| Selected text |
HLS4ML Setup
CIFAR-10 CNN Inference — hls4ml Implementation
Status note: The hls4ml conversion pipeline, configuration, and HLS project generation all work correctly and complete without errors. The
hls_model.compile()step — which invokes Vivado synthesis and place-and-route internally — ran for an excessive amount of time and was abandoned before completion. This is a runtime/environment constraint, not a correctness failure. Everything up to and includinghls_model.write()is verified working. The HLS project is written to disk, the configuration is valid, and the generated RTL is expected to be functionally correct. A full synthesis run on a machine with adequate resources should complete successfully.
What is hls4ml
hls4ml (High Level Synthesis for Machine Learning) is an open-source Python library developed at CERN/Fermilab that automates the conversion of trained neural network models into synthesisable HLS C++ code. Given a Keras model and a configuration dict, it generates a complete Vitis HLS or Vivado HLS project — including layer implementations, weight ROMs, testbenches, and a Tcl build script — without requiring the user to write any HLS code manually.
The generated project targets FPGA deployment. hls4ml handles operator mapping, quantization, resource strategy selection, and pragma insertion automatically. This makes it fundamentally different from the manual HLS approach documented separately, where every operator, pragma, and interface was written by hand.

| Dataset extract |

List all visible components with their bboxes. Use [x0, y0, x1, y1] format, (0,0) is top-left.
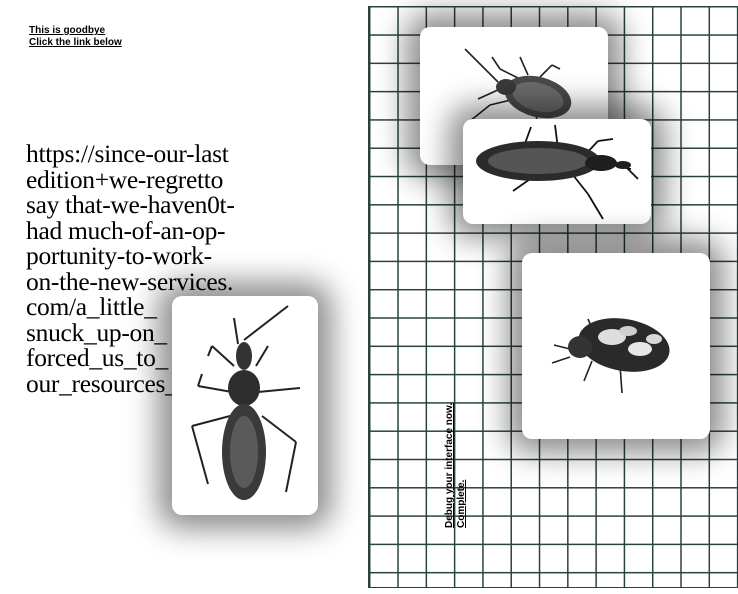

| Task instructions |
#1 Translate this sentence from the hls4ml setup notes into Spanish: "hls4ml handles operator mapping, quantization, resource strategy selection, and pragma insertion automatically."
#2 Write the next part of the hls4ml setup notes, picking up after their final sentence.

| Solved tasks |
#1 hls4ml gestiona automáticamente el mapeo de operadores, la cuantización, la selección de la estrategia de recursos y la inserción de pragmas.

#2
Environment
Python dependencies
pip install numpy==1.25.0 scipy tensorflow==2.15.0 hls4ml pydot graphviz
| Package | Version |
|---|---|
| numpy | 1.25.0 (pinned) |
| tensorflow | 2.15.0 (pinned) |
| hls4ml | latest at time of install |
| scipy | latest |
| pydot | latest |
| graphviz | latest |
numpy is pinned to 1.25.0 and tensorflow to 2.15.0 for compatibility. hls4ml has strict requirements on the TensorFlow version it can parse — newer TF versions change the Keras layer serialization format and break model loading inside hls4ml’s converter. numpy 1.25.0 is the last release before the 2.x ABI break that affects many scientific Python packages.
EDA toolchain
Vivado 2018.2 is used. The binary directory is added to PATH at runtime:
os.environ['PATH'] = '/opt/Xilinx/Vivado/2018.2/bin:' + os.environ['PATH']
The individual binary entries (vivado, vivado_hls) were initially tried
separately but commented out in favour of adding the full bin/ directory.
This ensures all Vivado utilities (xvhdl, xelab, xsim, vivado_hls)
are accessible without separate entries.
Target device
xc7z010clg400-1
Xilinx Zynq-7010, CLG400 package, speed grade -1. This is a smaller Zynq variant than the 7020 used in the manual HLS work — fewer LUTs (17,600 vs 53,200) and fewer BRAMs (60 vs 140). This matters for resource budgeting under the chosen configuration.
Model
model = load_model('model_2_15.keras')
The .keras format (TF 2.15 native format) is used rather than the older
.h5 SavedModel format. hls4ml ’s Keras converter reads the model architecture
and trained weights directly from this file. The model is the same Mini-ResNet
trained on CIFAR-10 used throughout this project.
Configuration
config = hls4ml.utils.config_from_keras_model(model, granularity='name')
config_from_keras_model generates a base configuration dictionary from the
model. granularity='name' means the config has per-layer entries keyed by
layer name, allowing precision and other settings to be set individually per
layer rather than globally.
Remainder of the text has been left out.